PROBLEM TO WORK ON: Look through the data and write out every line with the word "JSON" in it.

start

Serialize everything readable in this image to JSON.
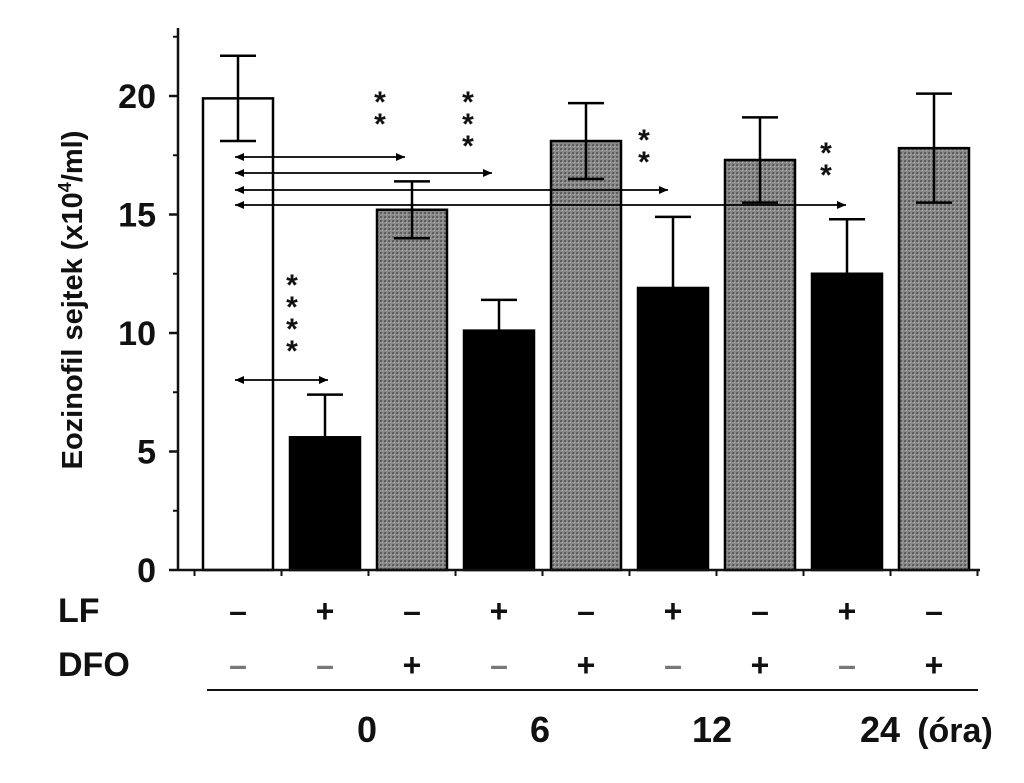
{
  "chart_data": {
    "type": "bar",
    "ylabel_main": "Eozinofil sejtek (x10",
    "ylabel_exp": "4",
    "ylabel_tail": "/ml)",
    "ylim": [
      0,
      23
    ],
    "yticks": [
      "0",
      "5",
      "10",
      "15",
      "20"
    ],
    "yticks_values": [
      0,
      5,
      10,
      15,
      20
    ],
    "bars": [
      {
        "value": 19.9,
        "err": 1.8,
        "kind": "control",
        "lf": "–",
        "dfo": "–"
      },
      {
        "value": 5.6,
        "err": 1.8,
        "kind": "lf",
        "lf": "+",
        "dfo": "–"
      },
      {
        "value": 15.2,
        "err": 1.2,
        "kind": "dfo",
        "lf": "–",
        "dfo": "+"
      },
      {
        "value": 10.1,
        "err": 1.3,
        "kind": "lf",
        "lf": "+",
        "dfo": "–"
      },
      {
        "value": 18.1,
        "err": 1.6,
        "kind": "dfo",
        "lf": "–",
        "dfo": "+"
      },
      {
        "value": 11.9,
        "err": 3.0,
        "kind": "lf",
        "lf": "+",
        "dfo": "–"
      },
      {
        "value": 17.3,
        "err": 1.8,
        "kind": "dfo",
        "lf": "–",
        "dfo": "+"
      },
      {
        "value": 12.5,
        "err": 2.3,
        "kind": "lf",
        "lf": "+",
        "dfo": "–"
      },
      {
        "value": 17.8,
        "err": 2.3,
        "kind": "dfo",
        "lf": "–",
        "dfo": "+"
      }
    ],
    "row_labels": {
      "lf": "LF",
      "dfo": "DFO"
    },
    "time_labels": [
      "0",
      "6",
      "12",
      "24"
    ],
    "time_unit": "(óra)",
    "significance": [
      {
        "stars": "****",
        "from_bar": 0,
        "to_bar": 1
      },
      {
        "stars": "**",
        "from_bar": 0,
        "to_bar": 2
      },
      {
        "stars": "***",
        "from_bar": 0,
        "to_bar": 3
      },
      {
        "stars": "**",
        "from_bar": 0,
        "to_bar": 5
      },
      {
        "stars": "**",
        "from_bar": 0,
        "to_bar": 7
      }
    ],
    "colors": {
      "control": "#ffffff",
      "lf": "#000000",
      "dfo": "#7a7a7a",
      "axis": "#111111"
    }
  }
}
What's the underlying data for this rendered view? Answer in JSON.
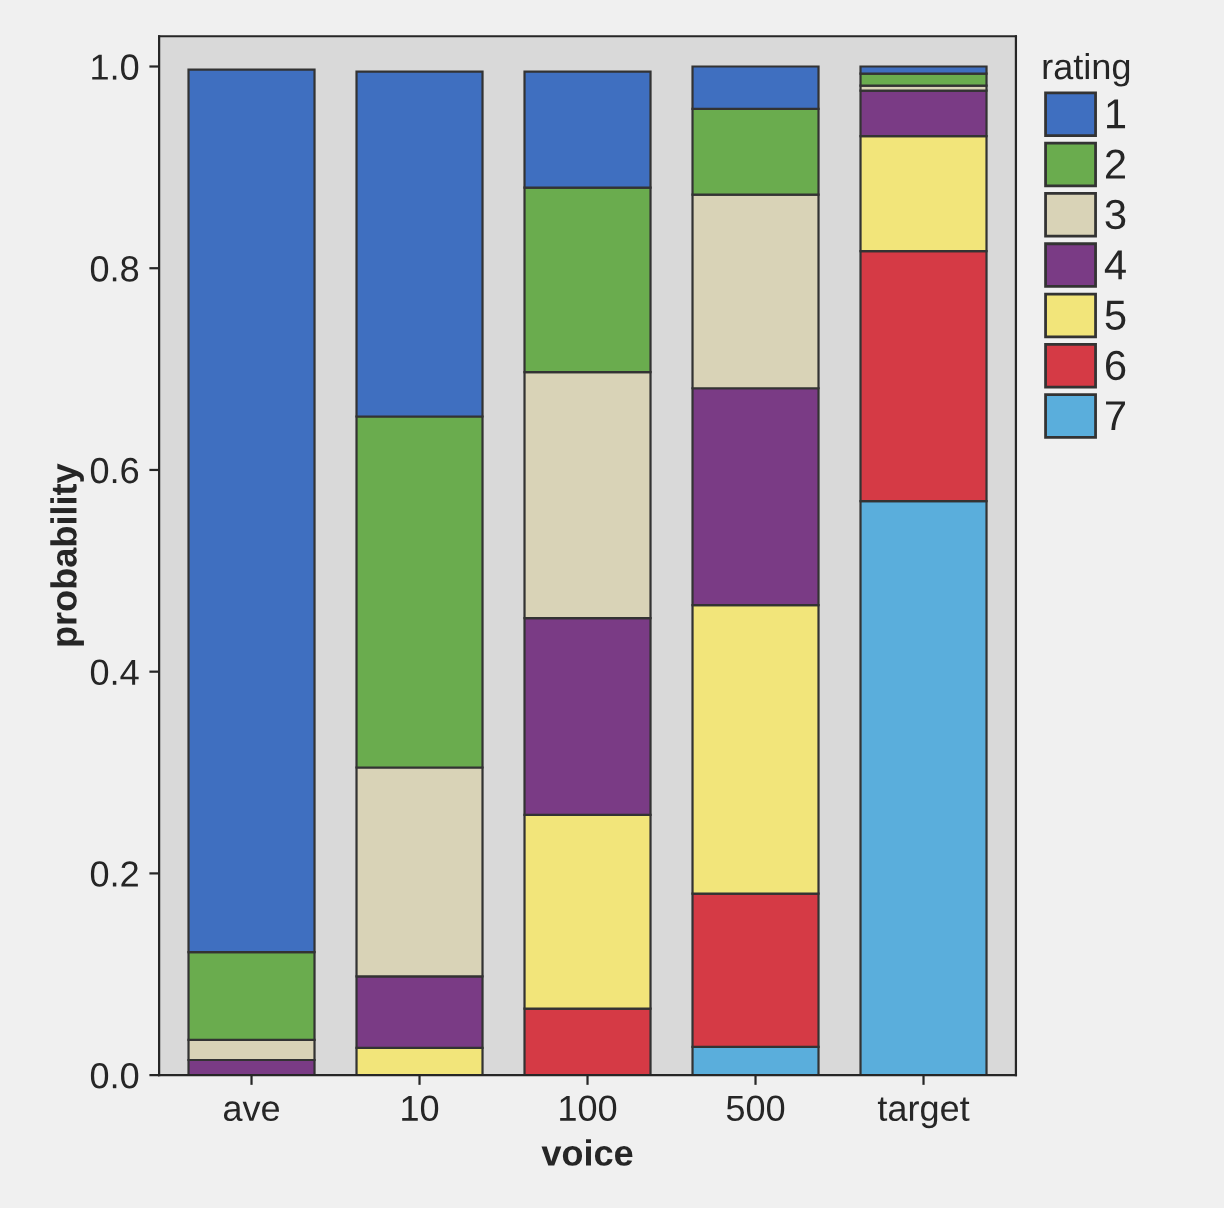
{
  "chart_data": {
    "type": "bar",
    "stacked": true,
    "xlabel": "voice",
    "ylabel": "probability",
    "legend_title": "rating",
    "legend": "right",
    "categories": [
      "ave",
      "10",
      "100",
      "500",
      "target"
    ],
    "ylim": [
      0,
      1.03
    ],
    "yticks": [
      {
        "value": 0,
        "label": "0.0"
      },
      {
        "value": 0.2,
        "label": "0.2"
      },
      {
        "value": 0.4,
        "label": "0.4"
      },
      {
        "value": 0.6,
        "label": "0.6"
      },
      {
        "value": 0.8,
        "label": "0.8"
      },
      {
        "value": 1,
        "label": "1.0"
      }
    ],
    "series": [
      {
        "name": "7",
        "color": "#5aaedc",
        "values": [
          0,
          0,
          null,
          0.028,
          0.569
        ]
      },
      {
        "name": "6",
        "color": "#d53a45",
        "values": [
          0,
          null,
          0.066,
          0.152,
          0.248
        ]
      },
      {
        "name": "5",
        "color": "#f2e57a",
        "values": [
          null,
          0.027,
          0.192,
          0.286,
          0.114
        ]
      },
      {
        "name": "4",
        "color": "#7a3b85",
        "values": [
          0.015,
          0.071,
          0.195,
          0.215,
          0.045
        ]
      },
      {
        "name": "3",
        "color": "#d9d3b7",
        "values": [
          0.02,
          0.207,
          0.244,
          0.192,
          0.005
        ]
      },
      {
        "name": "2",
        "color": "#6aac4e",
        "values": [
          0.087,
          0.348,
          0.183,
          0.085,
          0.012
        ]
      },
      {
        "name": "1",
        "color": "#3f6fc0",
        "values": [
          0.875,
          0.342,
          0.115,
          0.042,
          0.007
        ]
      }
    ]
  }
}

end

OUTPUT BELOW:
Serialize everything readable in this image to JSON.
What's the underlying data for this rendered view? Answer in JSON.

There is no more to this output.